* [Records shown]
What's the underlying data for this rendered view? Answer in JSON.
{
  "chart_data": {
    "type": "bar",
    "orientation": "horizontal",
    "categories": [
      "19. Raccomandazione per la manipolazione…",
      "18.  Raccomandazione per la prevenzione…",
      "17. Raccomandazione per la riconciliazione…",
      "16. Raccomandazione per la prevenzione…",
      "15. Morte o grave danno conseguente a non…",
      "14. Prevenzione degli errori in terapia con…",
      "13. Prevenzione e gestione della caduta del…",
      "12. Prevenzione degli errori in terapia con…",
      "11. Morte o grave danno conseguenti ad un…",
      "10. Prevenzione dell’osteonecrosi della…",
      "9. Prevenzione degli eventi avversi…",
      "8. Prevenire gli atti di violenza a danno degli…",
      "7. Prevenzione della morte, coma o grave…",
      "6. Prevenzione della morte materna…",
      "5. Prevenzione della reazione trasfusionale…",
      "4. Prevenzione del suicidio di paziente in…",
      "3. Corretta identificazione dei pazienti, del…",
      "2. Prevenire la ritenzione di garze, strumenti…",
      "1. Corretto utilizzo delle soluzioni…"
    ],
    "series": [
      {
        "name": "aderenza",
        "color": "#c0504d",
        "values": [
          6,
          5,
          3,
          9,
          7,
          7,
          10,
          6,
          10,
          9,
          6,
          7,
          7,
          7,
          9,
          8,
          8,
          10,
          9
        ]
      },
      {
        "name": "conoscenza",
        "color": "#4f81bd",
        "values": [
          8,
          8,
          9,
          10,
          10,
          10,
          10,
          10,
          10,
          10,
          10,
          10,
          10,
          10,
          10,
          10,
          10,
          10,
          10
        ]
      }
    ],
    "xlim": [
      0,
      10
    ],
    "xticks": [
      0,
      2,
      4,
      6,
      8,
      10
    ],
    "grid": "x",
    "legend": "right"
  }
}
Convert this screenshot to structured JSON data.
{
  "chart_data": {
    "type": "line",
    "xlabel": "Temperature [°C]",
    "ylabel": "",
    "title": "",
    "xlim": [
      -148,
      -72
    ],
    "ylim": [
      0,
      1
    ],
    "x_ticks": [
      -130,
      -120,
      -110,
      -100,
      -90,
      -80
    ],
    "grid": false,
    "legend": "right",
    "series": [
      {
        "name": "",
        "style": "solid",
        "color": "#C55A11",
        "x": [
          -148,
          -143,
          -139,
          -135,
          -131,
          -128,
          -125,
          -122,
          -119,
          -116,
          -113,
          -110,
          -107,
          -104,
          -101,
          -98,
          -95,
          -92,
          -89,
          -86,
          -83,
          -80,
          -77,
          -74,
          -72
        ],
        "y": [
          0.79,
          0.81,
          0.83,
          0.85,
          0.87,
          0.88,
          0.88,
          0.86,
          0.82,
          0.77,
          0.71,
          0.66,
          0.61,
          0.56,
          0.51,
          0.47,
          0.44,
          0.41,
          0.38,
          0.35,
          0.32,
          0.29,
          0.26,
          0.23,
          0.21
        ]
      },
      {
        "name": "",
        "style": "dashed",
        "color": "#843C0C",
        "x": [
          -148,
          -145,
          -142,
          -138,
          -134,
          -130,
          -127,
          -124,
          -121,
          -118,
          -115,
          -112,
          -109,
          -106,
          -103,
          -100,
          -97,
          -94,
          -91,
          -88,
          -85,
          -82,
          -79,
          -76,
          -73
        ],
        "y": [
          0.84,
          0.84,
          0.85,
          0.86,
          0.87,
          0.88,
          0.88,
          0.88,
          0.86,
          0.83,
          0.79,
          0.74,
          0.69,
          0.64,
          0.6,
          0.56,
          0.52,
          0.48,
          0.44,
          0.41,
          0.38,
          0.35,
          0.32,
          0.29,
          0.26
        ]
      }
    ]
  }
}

* [Exercise] Every record above should be copied exactly.

* [Task output]
What's the underlying data for this rendered view? Answer in JSON.
{
  "chart_data": {
    "type": "bar",
    "orientation": "horizontal",
    "categories": [
      "19. Raccomandazione per la manipolazione…",
      "18.  Raccomandazione per la prevenzione…",
      "17. Raccomandazione per la riconciliazione…",
      "16. Raccomandazione per la prevenzione…",
      "15. Morte o grave danno conseguente a non…",
      "14. Prevenzione degli errori in terapia con…",
      "13. Prevenzione e gestione della caduta del…",
      "12. Prevenzione degli errori in terapia con…",
      "11. Morte o grave danno conseguenti ad un…",
      "10. Prevenzione dell’osteonecrosi della…",
      "9. Prevenzione degli eventi avversi…",
      "8. Prevenire gli atti di violenza a danno degli…",
      "7. Prevenzione della morte, coma o grave…",
      "6. Prevenzione della morte materna…",
      "5. Prevenzione della reazione trasfusionale…",
      "4. Prevenzione del suicidio di paziente in…",
      "3. Corretta identificazione dei pazienti, del…",
      "2. Prevenire la ritenzione di garze, strumenti…",
      "1. Corretto utilizzo delle soluzioni…"
    ],
    "series": [
      {
        "name": "aderenza",
        "color": "#c0504d",
        "values": [
          6,
          5,
          3,
          9,
          7,
          7,
          10,
          6,
          10,
          9,
          6,
          7,
          7,
          7,
          9,
          8,
          8,
          10,
          9
        ]
      },
      {
        "name": "conoscenza",
        "color": "#4f81bd",
        "values": [
          8,
          8,
          9,
          10,
          10,
          10,
          10,
          10,
          10,
          10,
          10,
          10,
          10,
          10,
          10,
          10,
          10,
          10,
          10
        ]
      }
    ],
    "xlim": [
      0,
      10
    ],
    "xticks": [
      0,
      2,
      4,
      6,
      8,
      10
    ],
    "grid": "x",
    "legend": "right"
  }
}
Convert this screenshot to structured JSON data.
{
  "chart_data": {
    "type": "line",
    "xlabel": "Temperature [°C]",
    "ylabel": "",
    "title": "",
    "xlim": [
      -148,
      -72
    ],
    "ylim": [
      0,
      1
    ],
    "x_ticks": [
      -130,
      -120,
      -110,
      -100,
      -90,
      -80
    ],
    "grid": false,
    "legend": "right",
    "series": [
      {
        "name": "",
        "style": "solid",
        "color": "#C55A11",
        "x": [
          -148,
          -143,
          -139,
          -135,
          -131,
          -128,
          -125,
          -122,
          -119,
          -116,
          -113,
          -110,
          -107,
          -104,
          -101,
          -98,
          -95,
          -92,
          -89,
          -86,
          -83,
          -80,
          -77,
          -74,
          -72
        ],
        "y": [
          0.79,
          0.81,
          0.83,
          0.85,
          0.87,
          0.88,
          0.88,
          0.86,
          0.82,
          0.77,
          0.71,
          0.66,
          0.61,
          0.56,
          0.51,
          0.47,
          0.44,
          0.41,
          0.38,
          0.35,
          0.32,
          0.29,
          0.26,
          0.23,
          0.21
        ]
      },
      {
        "name": "",
        "style": "dashed",
        "color": "#843C0C",
        "x": [
          -148,
          -145,
          -142,
          -138,
          -134,
          -130,
          -127,
          -124,
          -121,
          -118,
          -115,
          -112,
          -109,
          -106,
          -103,
          -100,
          -97,
          -94,
          -91,
          -88,
          -85,
          -82,
          -79,
          -76,
          -73
        ],
        "y": [
          0.84,
          0.84,
          0.85,
          0.86,
          0.87,
          0.88,
          0.88,
          0.88,
          0.86,
          0.83,
          0.79,
          0.74,
          0.69,
          0.64,
          0.6,
          0.56,
          0.52,
          0.48,
          0.44,
          0.41,
          0.38,
          0.35,
          0.32,
          0.29,
          0.26
        ]
      }
    ]
  }
}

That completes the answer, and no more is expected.